(Excerpt from a dataset)
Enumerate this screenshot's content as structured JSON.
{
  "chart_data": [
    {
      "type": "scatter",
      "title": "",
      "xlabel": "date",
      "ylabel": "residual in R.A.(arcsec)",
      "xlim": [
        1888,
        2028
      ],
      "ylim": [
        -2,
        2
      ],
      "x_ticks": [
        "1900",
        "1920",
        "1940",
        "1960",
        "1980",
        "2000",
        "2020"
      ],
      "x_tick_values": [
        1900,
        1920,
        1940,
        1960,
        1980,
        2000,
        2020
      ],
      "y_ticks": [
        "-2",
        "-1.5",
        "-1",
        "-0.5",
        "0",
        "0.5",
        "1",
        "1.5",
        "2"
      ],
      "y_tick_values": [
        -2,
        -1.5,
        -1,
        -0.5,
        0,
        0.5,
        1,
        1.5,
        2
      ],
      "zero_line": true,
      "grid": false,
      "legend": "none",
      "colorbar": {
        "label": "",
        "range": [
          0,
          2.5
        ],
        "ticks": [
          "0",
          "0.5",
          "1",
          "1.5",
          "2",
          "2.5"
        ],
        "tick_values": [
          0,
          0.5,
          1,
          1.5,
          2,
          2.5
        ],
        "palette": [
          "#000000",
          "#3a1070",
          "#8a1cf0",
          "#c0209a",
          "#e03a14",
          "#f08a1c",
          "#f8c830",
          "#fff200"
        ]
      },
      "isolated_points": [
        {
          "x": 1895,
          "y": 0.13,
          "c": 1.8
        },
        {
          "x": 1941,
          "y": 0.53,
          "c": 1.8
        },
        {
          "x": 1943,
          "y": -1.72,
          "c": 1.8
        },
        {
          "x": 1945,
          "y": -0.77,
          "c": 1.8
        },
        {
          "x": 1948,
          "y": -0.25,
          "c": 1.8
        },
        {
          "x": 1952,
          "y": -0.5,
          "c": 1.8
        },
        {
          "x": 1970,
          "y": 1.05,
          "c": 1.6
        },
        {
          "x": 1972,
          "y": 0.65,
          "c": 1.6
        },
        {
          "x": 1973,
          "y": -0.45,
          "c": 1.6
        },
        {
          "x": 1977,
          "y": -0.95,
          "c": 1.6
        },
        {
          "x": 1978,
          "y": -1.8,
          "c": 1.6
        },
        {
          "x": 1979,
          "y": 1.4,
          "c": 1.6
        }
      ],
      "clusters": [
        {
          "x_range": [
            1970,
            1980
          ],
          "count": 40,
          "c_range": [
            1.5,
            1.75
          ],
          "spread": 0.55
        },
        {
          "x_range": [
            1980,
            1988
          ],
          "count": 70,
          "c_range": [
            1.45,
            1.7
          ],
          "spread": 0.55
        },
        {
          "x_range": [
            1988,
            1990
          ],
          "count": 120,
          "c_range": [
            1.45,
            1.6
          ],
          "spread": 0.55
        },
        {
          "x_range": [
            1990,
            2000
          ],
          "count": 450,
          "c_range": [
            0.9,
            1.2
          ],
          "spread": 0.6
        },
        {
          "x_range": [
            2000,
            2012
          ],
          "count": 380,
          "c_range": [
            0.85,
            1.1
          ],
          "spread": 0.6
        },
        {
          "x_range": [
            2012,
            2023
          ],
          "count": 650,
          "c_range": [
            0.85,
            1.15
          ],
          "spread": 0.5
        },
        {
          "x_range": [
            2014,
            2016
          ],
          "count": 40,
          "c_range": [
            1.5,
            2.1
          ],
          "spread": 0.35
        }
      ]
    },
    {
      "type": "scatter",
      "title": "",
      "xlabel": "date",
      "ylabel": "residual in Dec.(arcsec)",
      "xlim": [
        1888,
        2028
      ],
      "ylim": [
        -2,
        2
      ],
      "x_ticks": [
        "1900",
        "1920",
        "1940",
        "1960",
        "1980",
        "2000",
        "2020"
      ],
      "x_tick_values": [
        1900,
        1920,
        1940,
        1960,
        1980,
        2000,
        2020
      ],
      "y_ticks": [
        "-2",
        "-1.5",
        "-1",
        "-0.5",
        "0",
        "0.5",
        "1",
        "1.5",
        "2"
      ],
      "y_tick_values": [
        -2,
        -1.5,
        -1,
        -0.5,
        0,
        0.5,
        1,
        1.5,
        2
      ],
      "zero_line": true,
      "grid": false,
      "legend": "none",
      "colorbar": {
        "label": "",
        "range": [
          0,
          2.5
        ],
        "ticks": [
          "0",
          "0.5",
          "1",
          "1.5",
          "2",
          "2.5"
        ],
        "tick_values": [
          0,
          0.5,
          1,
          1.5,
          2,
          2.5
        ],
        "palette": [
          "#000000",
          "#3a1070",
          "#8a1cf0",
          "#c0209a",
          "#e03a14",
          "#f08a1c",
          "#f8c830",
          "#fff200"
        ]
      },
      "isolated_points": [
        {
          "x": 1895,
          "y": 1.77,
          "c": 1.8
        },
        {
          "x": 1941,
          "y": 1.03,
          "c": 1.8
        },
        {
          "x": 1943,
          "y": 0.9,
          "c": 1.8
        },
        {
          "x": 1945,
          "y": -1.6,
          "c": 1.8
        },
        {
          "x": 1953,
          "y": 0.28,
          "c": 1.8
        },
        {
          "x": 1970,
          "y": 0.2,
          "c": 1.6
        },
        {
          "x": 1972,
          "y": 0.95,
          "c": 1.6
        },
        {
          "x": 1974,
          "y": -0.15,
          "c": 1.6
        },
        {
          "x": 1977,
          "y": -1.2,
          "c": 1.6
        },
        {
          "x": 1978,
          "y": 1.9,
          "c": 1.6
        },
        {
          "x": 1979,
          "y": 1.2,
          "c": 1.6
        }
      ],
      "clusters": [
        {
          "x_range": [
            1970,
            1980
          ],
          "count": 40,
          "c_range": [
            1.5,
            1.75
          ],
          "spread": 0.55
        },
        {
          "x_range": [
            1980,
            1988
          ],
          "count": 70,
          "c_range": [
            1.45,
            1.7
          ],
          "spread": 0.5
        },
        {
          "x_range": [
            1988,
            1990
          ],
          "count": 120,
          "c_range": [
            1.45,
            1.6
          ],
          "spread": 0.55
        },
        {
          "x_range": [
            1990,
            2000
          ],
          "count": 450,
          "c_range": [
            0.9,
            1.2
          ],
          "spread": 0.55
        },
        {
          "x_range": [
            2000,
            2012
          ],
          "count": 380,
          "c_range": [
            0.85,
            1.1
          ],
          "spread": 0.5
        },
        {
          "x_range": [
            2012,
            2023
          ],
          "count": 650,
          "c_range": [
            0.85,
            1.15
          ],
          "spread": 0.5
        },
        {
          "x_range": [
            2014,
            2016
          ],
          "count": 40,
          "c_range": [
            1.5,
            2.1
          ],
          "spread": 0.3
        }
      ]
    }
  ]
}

> EXERCISE REQUIREMENTS
Repeat every record, keeping each word and mark exactly as it is.

> PROBLEM SOLUTION
Enumerate this screenshot's content as structured JSON.
{
  "chart_data": [
    {
      "type": "scatter",
      "title": "",
      "xlabel": "date",
      "ylabel": "residual in R.A.(arcsec)",
      "xlim": [
        1888,
        2028
      ],
      "ylim": [
        -2,
        2
      ],
      "x_ticks": [
        "1900",
        "1920",
        "1940",
        "1960",
        "1980",
        "2000",
        "2020"
      ],
      "x_tick_values": [
        1900,
        1920,
        1940,
        1960,
        1980,
        2000,
        2020
      ],
      "y_ticks": [
        "-2",
        "-1.5",
        "-1",
        "-0.5",
        "0",
        "0.5",
        "1",
        "1.5",
        "2"
      ],
      "y_tick_values": [
        -2,
        -1.5,
        -1,
        -0.5,
        0,
        0.5,
        1,
        1.5,
        2
      ],
      "zero_line": true,
      "grid": false,
      "legend": "none",
      "colorbar": {
        "label": "",
        "range": [
          0,
          2.5
        ],
        "ticks": [
          "0",
          "0.5",
          "1",
          "1.5",
          "2",
          "2.5"
        ],
        "tick_values": [
          0,
          0.5,
          1,
          1.5,
          2,
          2.5
        ],
        "palette": [
          "#000000",
          "#3a1070",
          "#8a1cf0",
          "#c0209a",
          "#e03a14",
          "#f08a1c",
          "#f8c830",
          "#fff200"
        ]
      },
      "isolated_points": [
        {
          "x": 1895,
          "y": 0.13,
          "c": 1.8
        },
        {
          "x": 1941,
          "y": 0.53,
          "c": 1.8
        },
        {
          "x": 1943,
          "y": -1.72,
          "c": 1.8
        },
        {
          "x": 1945,
          "y": -0.77,
          "c": 1.8
        },
        {
          "x": 1948,
          "y": -0.25,
          "c": 1.8
        },
        {
          "x": 1952,
          "y": -0.5,
          "c": 1.8
        },
        {
          "x": 1970,
          "y": 1.05,
          "c": 1.6
        },
        {
          "x": 1972,
          "y": 0.65,
          "c": 1.6
        },
        {
          "x": 1973,
          "y": -0.45,
          "c": 1.6
        },
        {
          "x": 1977,
          "y": -0.95,
          "c": 1.6
        },
        {
          "x": 1978,
          "y": -1.8,
          "c": 1.6
        },
        {
          "x": 1979,
          "y": 1.4,
          "c": 1.6
        }
      ],
      "clusters": [
        {
          "x_range": [
            1970,
            1980
          ],
          "count": 40,
          "c_range": [
            1.5,
            1.75
          ],
          "spread": 0.55
        },
        {
          "x_range": [
            1980,
            1988
          ],
          "count": 70,
          "c_range": [
            1.45,
            1.7
          ],
          "spread": 0.55
        },
        {
          "x_range": [
            1988,
            1990
          ],
          "count": 120,
          "c_range": [
            1.45,
            1.6
          ],
          "spread": 0.55
        },
        {
          "x_range": [
            1990,
            2000
          ],
          "count": 450,
          "c_range": [
            0.9,
            1.2
          ],
          "spread": 0.6
        },
        {
          "x_range": [
            2000,
            2012
          ],
          "count": 380,
          "c_range": [
            0.85,
            1.1
          ],
          "spread": 0.6
        },
        {
          "x_range": [
            2012,
            2023
          ],
          "count": 650,
          "c_range": [
            0.85,
            1.15
          ],
          "spread": 0.5
        },
        {
          "x_range": [
            2014,
            2016
          ],
          "count": 40,
          "c_range": [
            1.5,
            2.1
          ],
          "spread": 0.35
        }
      ]
    },
    {
      "type": "scatter",
      "title": "",
      "xlabel": "date",
      "ylabel": "residual in Dec.(arcsec)",
      "xlim": [
        1888,
        2028
      ],
      "ylim": [
        -2,
        2
      ],
      "x_ticks": [
        "1900",
        "1920",
        "1940",
        "1960",
        "1980",
        "2000",
        "2020"
      ],
      "x_tick_values": [
        1900,
        1920,
        1940,
        1960,
        1980,
        2000,
        2020
      ],
      "y_ticks": [
        "-2",
        "-1.5",
        "-1",
        "-0.5",
        "0",
        "0.5",
        "1",
        "1.5",
        "2"
      ],
      "y_tick_values": [
        -2,
        -1.5,
        -1,
        -0.5,
        0,
        0.5,
        1,
        1.5,
        2
      ],
      "zero_line": true,
      "grid": false,
      "legend": "none",
      "colorbar": {
        "label": "",
        "range": [
          0,
          2.5
        ],
        "ticks": [
          "0",
          "0.5",
          "1",
          "1.5",
          "2",
          "2.5"
        ],
        "tick_values": [
          0,
          0.5,
          1,
          1.5,
          2,
          2.5
        ],
        "palette": [
          "#000000",
          "#3a1070",
          "#8a1cf0",
          "#c0209a",
          "#e03a14",
          "#f08a1c",
          "#f8c830",
          "#fff200"
        ]
      },
      "isolated_points": [
        {
          "x": 1895,
          "y": 1.77,
          "c": 1.8
        },
        {
          "x": 1941,
          "y": 1.03,
          "c": 1.8
        },
        {
          "x": 1943,
          "y": 0.9,
          "c": 1.8
        },
        {
          "x": 1945,
          "y": -1.6,
          "c": 1.8
        },
        {
          "x": 1953,
          "y": 0.28,
          "c": 1.8
        },
        {
          "x": 1970,
          "y": 0.2,
          "c": 1.6
        },
        {
          "x": 1972,
          "y": 0.95,
          "c": 1.6
        },
        {
          "x": 1974,
          "y": -0.15,
          "c": 1.6
        },
        {
          "x": 1977,
          "y": -1.2,
          "c": 1.6
        },
        {
          "x": 1978,
          "y": 1.9,
          "c": 1.6
        },
        {
          "x": 1979,
          "y": 1.2,
          "c": 1.6
        }
      ],
      "clusters": [
        {
          "x_range": [
            1970,
            1980
          ],
          "count": 40,
          "c_range": [
            1.5,
            1.75
          ],
          "spread": 0.55
        },
        {
          "x_range": [
            1980,
            1988
          ],
          "count": 70,
          "c_range": [
            1.45,
            1.7
          ],
          "spread": 0.5
        },
        {
          "x_range": [
            1988,
            1990
          ],
          "count": 120,
          "c_range": [
            1.45,
            1.6
          ],
          "spread": 0.55
        },
        {
          "x_range": [
            1990,
            2000
          ],
          "count": 450,
          "c_range": [
            0.9,
            1.2
          ],
          "spread": 0.55
        },
        {
          "x_range": [
            2000,
            2012
          ],
          "count": 380,
          "c_range": [
            0.85,
            1.1
          ],
          "spread": 0.5
        },
        {
          "x_range": [
            2012,
            2023
          ],
          "count": 650,
          "c_range": [
            0.85,
            1.15
          ],
          "spread": 0.5
        },
        {
          "x_range": [
            2014,
            2016
          ],
          "count": 40,
          "c_range": [
            1.5,
            2.1
          ],
          "spread": 0.3
        }
      ]
    }
  ]
}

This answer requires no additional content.